## EXERCISE REQUIREMENTS
With the images removed, repeat the data below exactly.

--- start EXERCISE MATERIAL ---

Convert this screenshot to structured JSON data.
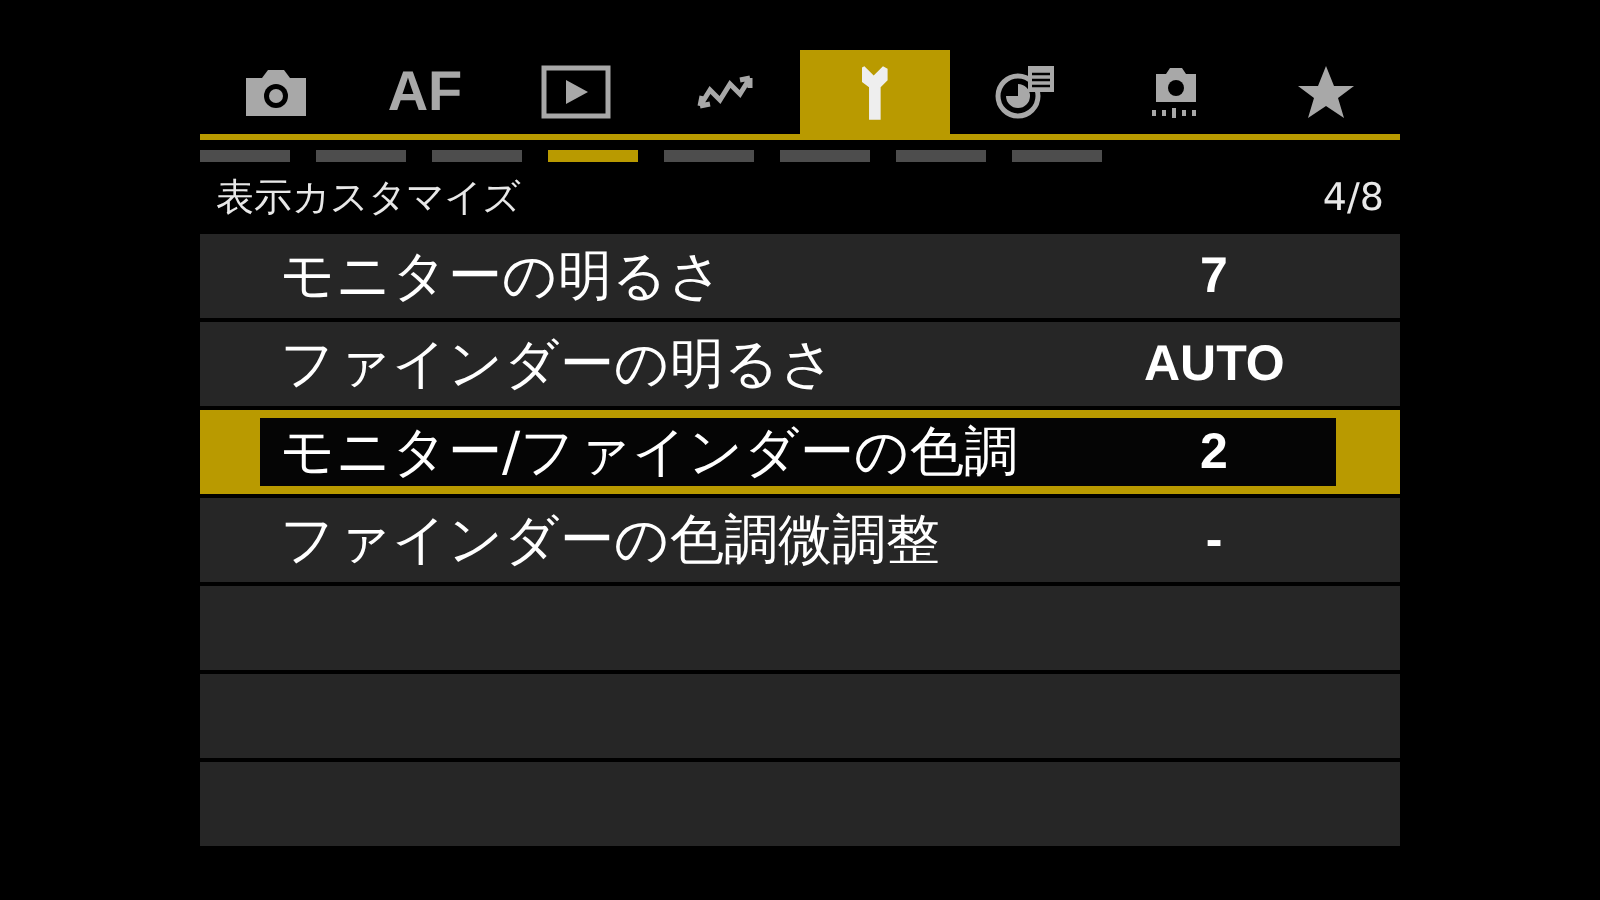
{
  "tabs": [
    {
      "kind": "camera",
      "selected": false
    },
    {
      "kind": "text",
      "label": "AF",
      "selected": false
    },
    {
      "kind": "play",
      "selected": false
    },
    {
      "kind": "wave",
      "selected": false
    },
    {
      "kind": "wrench",
      "selected": true
    },
    {
      "kind": "chart",
      "selected": false
    },
    {
      "kind": "camera-dots",
      "selected": false
    },
    {
      "kind": "star",
      "selected": false
    }
  ],
  "pages": [
    {
      "selected": false
    },
    {
      "selected": false
    },
    {
      "selected": false
    },
    {
      "selected": true
    },
    {
      "selected": false
    },
    {
      "selected": false
    },
    {
      "selected": false
    },
    {
      "selected": false
    }
  ],
  "header": {
    "title": "表示カスタマイズ",
    "page": "4/8"
  },
  "items": [
    {
      "kind": "setting",
      "label": "モニターの明るさ",
      "value": "7",
      "selected": false
    },
    {
      "kind": "setting",
      "label": "ファインダーの明るさ",
      "value": "AUTO",
      "selected": false
    },
    {
      "kind": "setting",
      "label": "モニター/ファインダーの色調",
      "value": "2",
      "selected": true
    },
    {
      "kind": "setting",
      "label": "ファインダーの色調微調整",
      "value": "-",
      "selected": false
    },
    {
      "kind": "empty",
      "selected": false
    },
    {
      "kind": "empty",
      "selected": false
    },
    {
      "kind": "empty",
      "selected": false
    }
  ]
}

--- end EXERCISE MATERIAL ---

## REPLY
Convert this screenshot to structured JSON data.
{
  "tabs": [
    {
      "kind": "camera",
      "selected": false
    },
    {
      "kind": "text",
      "label": "AF",
      "selected": false
    },
    {
      "kind": "play",
      "selected": false
    },
    {
      "kind": "wave",
      "selected": false
    },
    {
      "kind": "wrench",
      "selected": true
    },
    {
      "kind": "chart",
      "selected": false
    },
    {
      "kind": "camera-dots",
      "selected": false
    },
    {
      "kind": "star",
      "selected": false
    }
  ],
  "pages": [
    {
      "selected": false
    },
    {
      "selected": false
    },
    {
      "selected": false
    },
    {
      "selected": true
    },
    {
      "selected": false
    },
    {
      "selected": false
    },
    {
      "selected": false
    },
    {
      "selected": false
    }
  ],
  "header": {
    "title": "表示カスタマイズ",
    "page": "4/8"
  },
  "items": [
    {
      "kind": "setting",
      "label": "モニターの明るさ",
      "value": "7",
      "selected": false
    },
    {
      "kind": "setting",
      "label": "ファインダーの明るさ",
      "value": "AUTO",
      "selected": false
    },
    {
      "kind": "setting",
      "label": "モニター/ファインダーの色調",
      "value": "2",
      "selected": true
    },
    {
      "kind": "setting",
      "label": "ファインダーの色調微調整",
      "value": "-",
      "selected": false
    },
    {
      "kind": "empty",
      "selected": false
    },
    {
      "kind": "empty",
      "selected": false
    },
    {
      "kind": "empty",
      "selected": false
    }
  ]
}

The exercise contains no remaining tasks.